§ Exercise:
Quote, verbatim, all material below, without pictures.

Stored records
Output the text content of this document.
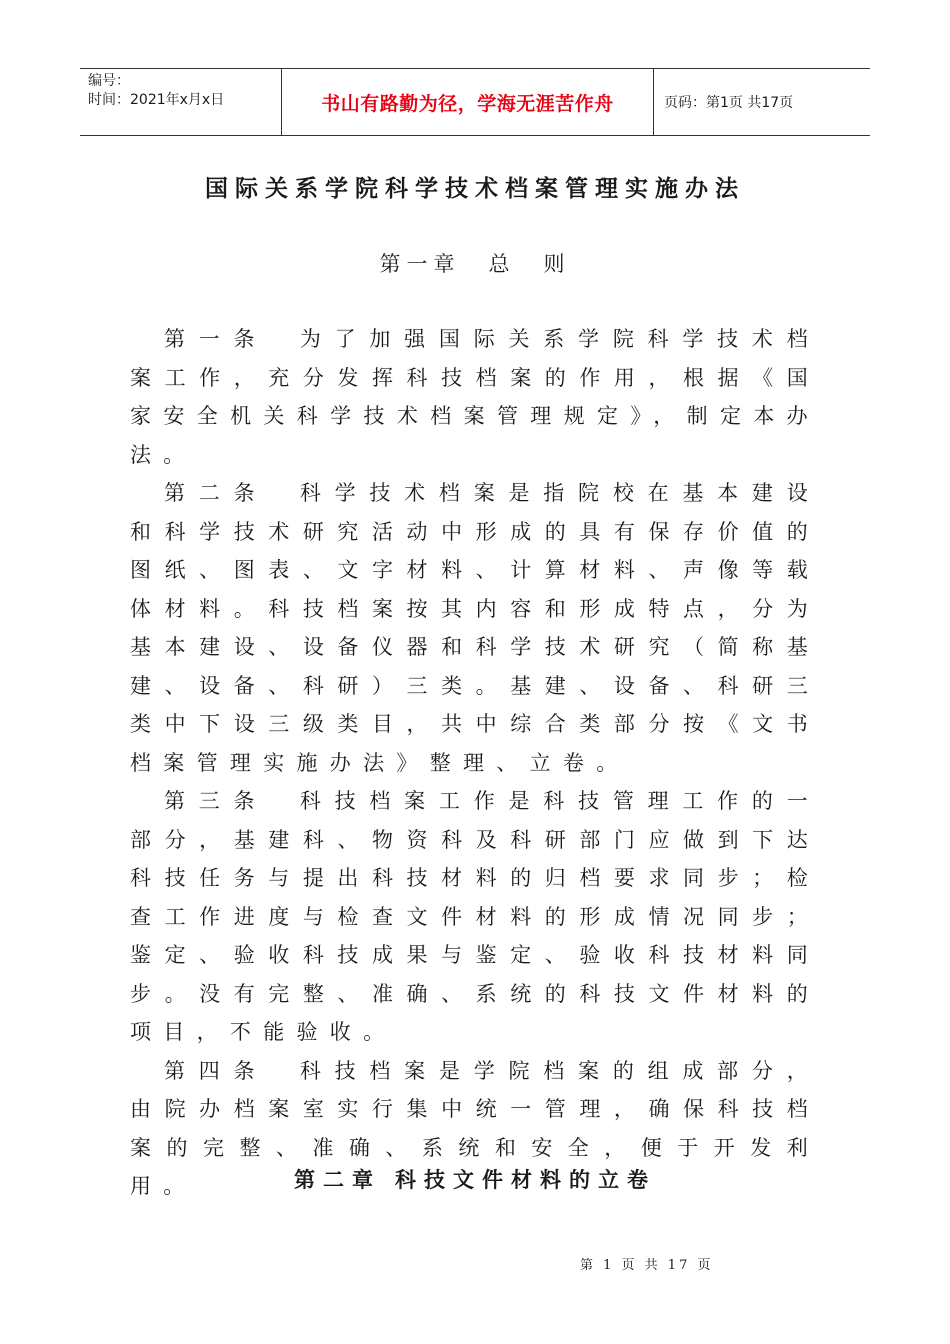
编号：
时间：2021年x月x日	书山有路勤为径，学海无涯苦作舟	页码：第1页 共17页
国际关系学院科学技术档案管理实施办法
第一章 总 则

第一条 为了加强国际关系学院科学技术档案工作，充分发挥科技档案的作用，根据《国家安全机关科学技术档案管理规定》，制定本办法。

第二条 科学技术档案是指院校在基本建设和科学技术研究活动中形成的具有保存价值的图纸、图表、文字材料、计算材料、声像等载体材料。科技档案按其内容和形成特点，分为基本建设、设备仪器和科学技术研究（简称基建、设备、科研）三类。基建、设备、科研三类中下设三级类目，共中综合类部分按《文书档案管理实施办法》整理、立卷。

第三条 科技档案工作是科技管理工作的一部分，基建科、物资科及科研部门应做到下达科技任务与提出科技材料的归档要求同步；检查工作进度与检查文件材料的形成情况同步；鉴定、验收科技成果与鉴定、验收科技材料同步。没有完整、准确、系统的科技文件材料的项目，不能验收。

第四条 科技档案是学院档案的组成部分，由院办档案室实行集中统一管理，确保科技档案的完整、准确、系统和安全，便于开发利用。	第二章 科技文件材料的立卷
第 1 页 共 17 页
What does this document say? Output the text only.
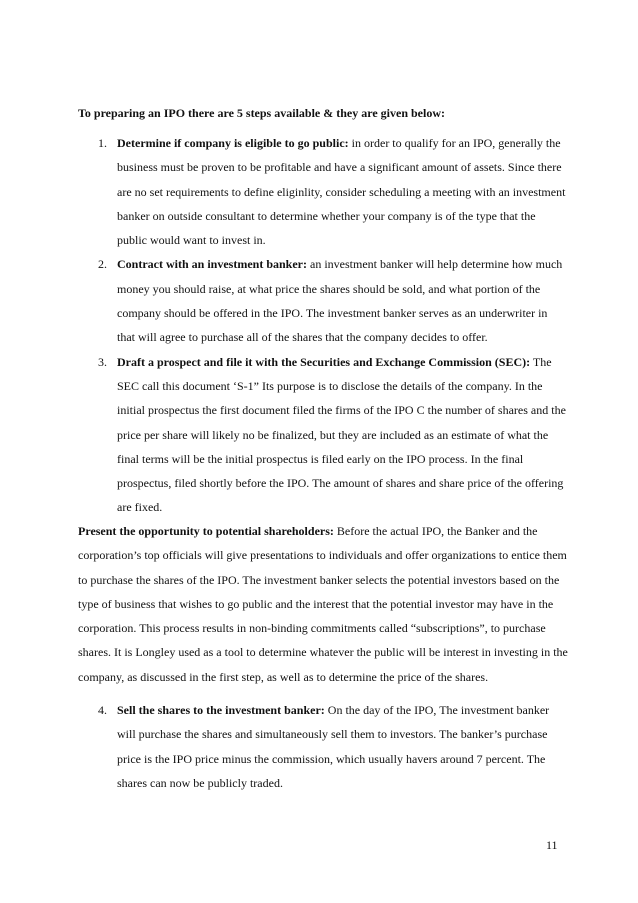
To preparing an IPO there are 5 steps available & they are given below:
1. Determine if company is eligible to go public: in order to qualify for an IPO, generally the business must be proven to be profitable and have a significant amount of assets. Since there are no set requirements to define eliginlity, consider scheduling a meeting with an investment banker on outside consultant to determine whether your company is of the type that the public would want to invest in.
2. Contract with an investment banker: an investment banker will help determine how much money you should raise, at what price the shares should be sold, and what portion of the company should be offered in the IPO. The investment banker serves as an underwriter in that will agree to purchase all of the shares that the company decides to offer.
3. Draft a prospect and file it with the Securities and Exchange Commission (SEC): The SEC call this document ‘S-1” Its purpose is to disclose the details of the company. In the initial prospectus the first document filed the firms of the IPO C the number of shares and the price per share will likely no be finalized, but they are included as an estimate of what the final terms will be the initial prospectus is filed early on the IPO process. In the final prospectus, filed shortly before the IPO. The amount of shares and share price of the offering are fixed.

Present the opportunity to potential shareholders: Before the actual IPO, the Banker and the corporation’s top officials will give presentations to individuals and offer organizations to entice them to purchase the shares of the IPO. The investment banker selects the potential investors based on the type of business that wishes to go public and the interest that the potential investor may have in the corporation. This process results in non-binding commitments called “subscriptions”, to purchase shares. It is Longley used as a tool to determine whatever the public will be interest in investing in the company, as discussed in the first step, as well as to determine the price of the shares.

4. Sell the shares to the investment banker: On the day of the IPO, The investment banker will purchase the shares and simultaneously sell them to investors. The banker’s purchase price is the IPO price minus the commission, which usually havers around 7 percent. The shares can now be publicly traded.
11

§ Correct output:
Output the text content of this document.
编号：
时间：2021年x月x日	书山有路勤为径，学海无涯苦作舟	页码：第1页 共17页
国际关系学院科学技术档案管理实施办法
第一章 总 则

第一条 为了加强国际关系学院科学技术档案工作，充分发挥科技档案的作用，根据《国家安全机关科学技术档案管理规定》，制定本办法。

第二条 科学技术档案是指院校在基本建设和科学技术研究活动中形成的具有保存价值的图纸、图表、文字材料、计算材料、声像等载体材料。科技档案按其内容和形成特点，分为基本建设、设备仪器和科学技术研究（简称基建、设备、科研）三类。基建、设备、科研三类中下设三级类目，共中综合类部分按《文书档案管理实施办法》整理、立卷。

第三条 科技档案工作是科技管理工作的一部分，基建科、物资科及科研部门应做到下达科技任务与提出科技材料的归档要求同步；检查工作进度与检查文件材料的形成情况同步；鉴定、验收科技成果与鉴定、验收科技材料同步。没有完整、准确、系统的科技文件材料的项目，不能验收。

第四条 科技档案是学院档案的组成部分，由院办档案室实行集中统一管理，确保科技档案的完整、准确、系统和安全，便于开发利用。	第二章 科技文件材料的立卷
第 1 页 共 17 页
What does this document say? Output the text only.
To preparing an IPO there are 5 steps available & they are given below:
1. Determine if company is eligible to go public: in order to qualify for an IPO, generally the business must be proven to be profitable and have a significant amount of assets. Since there are no set requirements to define eliginlity, consider scheduling a meeting with an investment banker on outside consultant to determine whether your company is of the type that the public would want to invest in.
2. Contract with an investment banker: an investment banker will help determine how much money you should raise, at what price the shares should be sold, and what portion of the company should be offered in the IPO. The investment banker serves as an underwriter in that will agree to purchase all of the shares that the company decides to offer.
3. Draft a prospect and file it with the Securities and Exchange Commission (SEC): The SEC call this document ‘S-1” Its purpose is to disclose the details of the company. In the initial prospectus the first document filed the firms of the IPO C the number of shares and the price per share will likely no be finalized, but they are included as an estimate of what the final terms will be the initial prospectus is filed early on the IPO process. In the final prospectus, filed shortly before the IPO. The amount of shares and share price of the offering are fixed.

Present the opportunity to potential shareholders: Before the actual IPO, the Banker and the corporation’s top officials will give presentations to individuals and offer organizations to entice them to purchase the shares of the IPO. The investment banker selects the potential investors based on the type of business that wishes to go public and the interest that the potential investor may have in the corporation. This process results in non-binding commitments called “subscriptions”, to purchase shares. It is Longley used as a tool to determine whatever the public will be interest in investing in the company, as discussed in the first step, as well as to determine the price of the shares.

4. Sell the shares to the investment banker: On the day of the IPO, The investment banker will purchase the shares and simultaneously sell them to investors. The banker’s purchase price is the IPO price minus the commission, which usually havers around 7 percent. The shares can now be publicly traded.
11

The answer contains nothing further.